Return the entries verbatim and drop every picture.
>> Begin SUPPLIED RECORDS
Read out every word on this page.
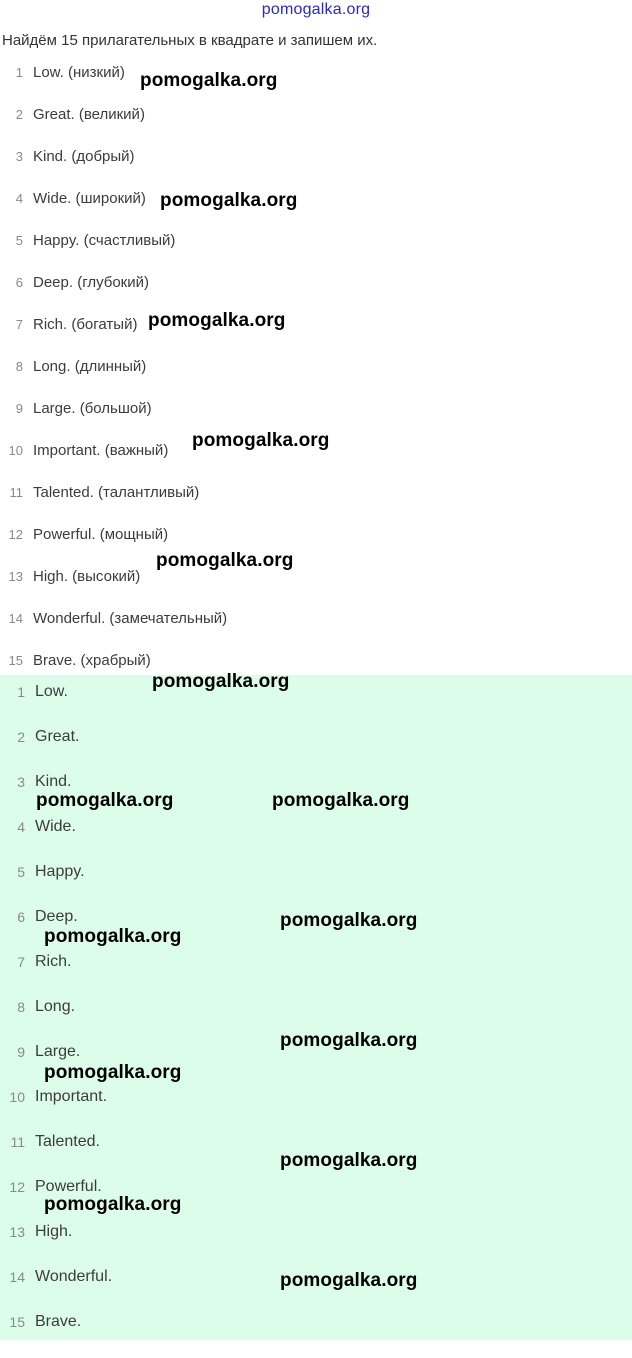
pomogalka.org
Найдём 15 прилагательных в квадрате и запишем их.
1 Low. (низкий)
2 Great. (великий)
3 Kind. (добрый)
4 Wide. (широкий)
5 Happy. (счастливый)
6 Deep. (глубокий)
7 Rich. (богатый)
8 Long. (длинный)
9 Large. (большой)
10 Important. (важный)
11 Talented. (талантливый)
12 Powerful. (мощный)
13 High. (высокий)
14 Wonderful. (замечательный)
15 Brave. (храбрый)
1 Low.
2 Great.
3 Kind.
4 Wide.
5 Happy.
6 Deep.
7 Rich.
8 Long.
9 Large.
10 Important.
11 Talented.
12 Powerful.
13 High.
14 Wonderful.
15 Brave.
pomogalka.org
pomogalka.org
pomogalka.org
pomogalka.org
pomogalka.org
pomogalka.org
pomogalka.org	pomogalka.org
pomogalka.org
pomogalka.org
pomogalka.org
pomogalka.org
pomogalka.org
pomogalka.org
pomogalka.org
>> End SUPPLIED RECORDS
=== RESPONSE TO THE EXERCISE ===
Read out every word on this page.
pomogalka.org
Найдём 15 прилагательных в квадрате и запишем их.
1 Low. (низкий)
2 Great. (великий)
3 Kind. (добрый)
4 Wide. (широкий)
5 Happy. (счастливый)
6 Deep. (глубокий)
7 Rich. (богатый)
8 Long. (длинный)
9 Large. (большой)
10 Important. (важный)
11 Talented. (талантливый)
12 Powerful. (мощный)
13 High. (высокий)
14 Wonderful. (замечательный)
15 Brave. (храбрый)
1 Low.
2 Great.
3 Kind.
4 Wide.
5 Happy.
6 Deep.
7 Rich.
8 Long.
9 Large.
10 Important.
11 Talented.
12 Powerful.
13 High.
14 Wonderful.
15 Brave.
pomogalka.org
pomogalka.org
pomogalka.org
pomogalka.org
pomogalka.org
pomogalka.org
pomogalka.org	pomogalka.org
pomogalka.org
pomogalka.org
pomogalka.org
pomogalka.org
pomogalka.org
pomogalka.org
pomogalka.org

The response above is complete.